[Begin TASK INPUT]

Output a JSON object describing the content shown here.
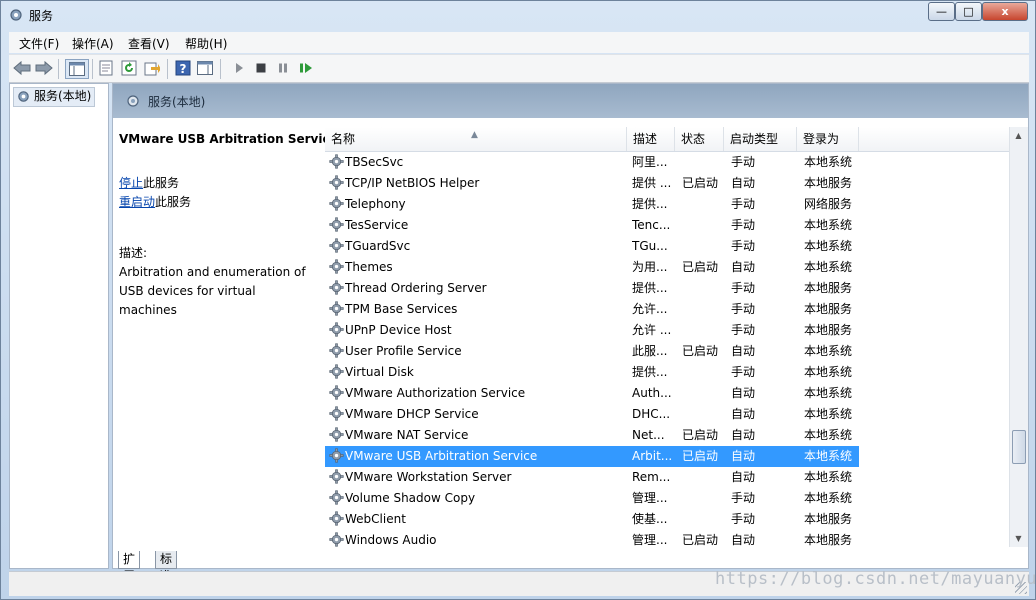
{
  "window": {
    "title": "服务",
    "controls": {
      "minimize": "—",
      "maximize": "□",
      "close": "x"
    }
  },
  "menu": [
    "文件(F)",
    "操作(A)",
    "查看(V)",
    "帮助(H)"
  ],
  "toolbar_icons": [
    "back-arrow-icon",
    "forward-arrow-icon",
    "show-hide-tree-icon",
    "properties-icon",
    "refresh-icon",
    "export-list-icon",
    "help-icon",
    "show-action-pane-icon",
    "start-service-icon",
    "stop-service-icon",
    "pause-service-icon",
    "restart-service-icon"
  ],
  "tree": {
    "root_label": "服务(本地)"
  },
  "header": {
    "title": "服务(本地)"
  },
  "detail": {
    "service_name": "VMware USB Arbitration Service",
    "stop_link": "停止",
    "stop_suffix": "此服务",
    "restart_link": "重启动",
    "restart_suffix": "此服务",
    "desc_label": "描述:",
    "description": "Arbitration and enumeration of USB devices for virtual machines"
  },
  "columns": {
    "name": "名称",
    "desc": "描述",
    "status": "状态",
    "startup": "启动类型",
    "logon": "登录为"
  },
  "services": [
    {
      "name": "TBSecSvc",
      "desc": "阿里...",
      "status": "",
      "startup": "手动",
      "logon": "本地系统"
    },
    {
      "name": "TCP/IP NetBIOS Helper",
      "desc": "提供 ...",
      "status": "已启动",
      "startup": "自动",
      "logon": "本地服务"
    },
    {
      "name": "Telephony",
      "desc": "提供...",
      "status": "",
      "startup": "手动",
      "logon": "网络服务"
    },
    {
      "name": "TesService",
      "desc": "Tenc...",
      "status": "",
      "startup": "手动",
      "logon": "本地系统"
    },
    {
      "name": "TGuardSvc",
      "desc": "TGu...",
      "status": "",
      "startup": "手动",
      "logon": "本地系统"
    },
    {
      "name": "Themes",
      "desc": "为用...",
      "status": "已启动",
      "startup": "自动",
      "logon": "本地系统"
    },
    {
      "name": "Thread Ordering Server",
      "desc": "提供...",
      "status": "",
      "startup": "手动",
      "logon": "本地服务"
    },
    {
      "name": "TPM Base Services",
      "desc": "允许...",
      "status": "",
      "startup": "手动",
      "logon": "本地服务"
    },
    {
      "name": "UPnP Device Host",
      "desc": "允许 ...",
      "status": "",
      "startup": "手动",
      "logon": "本地服务"
    },
    {
      "name": "User Profile Service",
      "desc": "此服...",
      "status": "已启动",
      "startup": "自动",
      "logon": "本地系统"
    },
    {
      "name": "Virtual Disk",
      "desc": "提供...",
      "status": "",
      "startup": "手动",
      "logon": "本地系统"
    },
    {
      "name": "VMware Authorization Service",
      "desc": "Auth...",
      "status": "",
      "startup": "自动",
      "logon": "本地系统"
    },
    {
      "name": "VMware DHCP Service",
      "desc": "DHC...",
      "status": "",
      "startup": "自动",
      "logon": "本地系统"
    },
    {
      "name": "VMware NAT Service",
      "desc": "Net...",
      "status": "已启动",
      "startup": "自动",
      "logon": "本地系统"
    },
    {
      "name": "VMware USB Arbitration Service",
      "desc": "Arbit...",
      "status": "已启动",
      "startup": "自动",
      "logon": "本地系统",
      "selected": true
    },
    {
      "name": "VMware Workstation Server",
      "desc": "Rem...",
      "status": "",
      "startup": "自动",
      "logon": "本地系统"
    },
    {
      "name": "Volume Shadow Copy",
      "desc": "管理...",
      "status": "",
      "startup": "手动",
      "logon": "本地系统"
    },
    {
      "name": "WebClient",
      "desc": "使基...",
      "status": "",
      "startup": "手动",
      "logon": "本地服务"
    },
    {
      "name": "Windows Audio",
      "desc": "管理...",
      "status": "已启动",
      "startup": "自动",
      "logon": "本地服务"
    }
  ],
  "tabs": [
    "扩展",
    "标准"
  ],
  "watermark": "https://blog.csdn.net/mayuanyun",
  "colors": {
    "selection": "#3399ff",
    "link": "#0645ad",
    "header_band": "#9fb3c9"
  }
}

[End TASK INPUT]

### BRIEF
Reproduce all of the data exactly; the pictures do not belong in the copy.

### SOLUTION TO THE PROBLEM
Output a JSON object describing the content shown here.
{
  "window": {
    "title": "服务",
    "controls": {
      "minimize": "—",
      "maximize": "□",
      "close": "x"
    }
  },
  "menu": [
    "文件(F)",
    "操作(A)",
    "查看(V)",
    "帮助(H)"
  ],
  "toolbar_icons": [
    "back-arrow-icon",
    "forward-arrow-icon",
    "show-hide-tree-icon",
    "properties-icon",
    "refresh-icon",
    "export-list-icon",
    "help-icon",
    "show-action-pane-icon",
    "start-service-icon",
    "stop-service-icon",
    "pause-service-icon",
    "restart-service-icon"
  ],
  "tree": {
    "root_label": "服务(本地)"
  },
  "header": {
    "title": "服务(本地)"
  },
  "detail": {
    "service_name": "VMware USB Arbitration Service",
    "stop_link": "停止",
    "stop_suffix": "此服务",
    "restart_link": "重启动",
    "restart_suffix": "此服务",
    "desc_label": "描述:",
    "description": "Arbitration and enumeration of USB devices for virtual machines"
  },
  "columns": {
    "name": "名称",
    "desc": "描述",
    "status": "状态",
    "startup": "启动类型",
    "logon": "登录为"
  },
  "services": [
    {
      "name": "TBSecSvc",
      "desc": "阿里...",
      "status": "",
      "startup": "手动",
      "logon": "本地系统"
    },
    {
      "name": "TCP/IP NetBIOS Helper",
      "desc": "提供 ...",
      "status": "已启动",
      "startup": "自动",
      "logon": "本地服务"
    },
    {
      "name": "Telephony",
      "desc": "提供...",
      "status": "",
      "startup": "手动",
      "logon": "网络服务"
    },
    {
      "name": "TesService",
      "desc": "Tenc...",
      "status": "",
      "startup": "手动",
      "logon": "本地系统"
    },
    {
      "name": "TGuardSvc",
      "desc": "TGu...",
      "status": "",
      "startup": "手动",
      "logon": "本地系统"
    },
    {
      "name": "Themes",
      "desc": "为用...",
      "status": "已启动",
      "startup": "自动",
      "logon": "本地系统"
    },
    {
      "name": "Thread Ordering Server",
      "desc": "提供...",
      "status": "",
      "startup": "手动",
      "logon": "本地服务"
    },
    {
      "name": "TPM Base Services",
      "desc": "允许...",
      "status": "",
      "startup": "手动",
      "logon": "本地服务"
    },
    {
      "name": "UPnP Device Host",
      "desc": "允许 ...",
      "status": "",
      "startup": "手动",
      "logon": "本地服务"
    },
    {
      "name": "User Profile Service",
      "desc": "此服...",
      "status": "已启动",
      "startup": "自动",
      "logon": "本地系统"
    },
    {
      "name": "Virtual Disk",
      "desc": "提供...",
      "status": "",
      "startup": "手动",
      "logon": "本地系统"
    },
    {
      "name": "VMware Authorization Service",
      "desc": "Auth...",
      "status": "",
      "startup": "自动",
      "logon": "本地系统"
    },
    {
      "name": "VMware DHCP Service",
      "desc": "DHC...",
      "status": "",
      "startup": "自动",
      "logon": "本地系统"
    },
    {
      "name": "VMware NAT Service",
      "desc": "Net...",
      "status": "已启动",
      "startup": "自动",
      "logon": "本地系统"
    },
    {
      "name": "VMware USB Arbitration Service",
      "desc": "Arbit...",
      "status": "已启动",
      "startup": "自动",
      "logon": "本地系统",
      "selected": true
    },
    {
      "name": "VMware Workstation Server",
      "desc": "Rem...",
      "status": "",
      "startup": "自动",
      "logon": "本地系统"
    },
    {
      "name": "Volume Shadow Copy",
      "desc": "管理...",
      "status": "",
      "startup": "手动",
      "logon": "本地系统"
    },
    {
      "name": "WebClient",
      "desc": "使基...",
      "status": "",
      "startup": "手动",
      "logon": "本地服务"
    },
    {
      "name": "Windows Audio",
      "desc": "管理...",
      "status": "已启动",
      "startup": "自动",
      "logon": "本地服务"
    }
  ],
  "tabs": [
    "扩展",
    "标准"
  ],
  "watermark": "https://blog.csdn.net/mayuanyun",
  "colors": {
    "selection": "#3399ff",
    "link": "#0645ad",
    "header_band": "#9fb3c9"
  }
}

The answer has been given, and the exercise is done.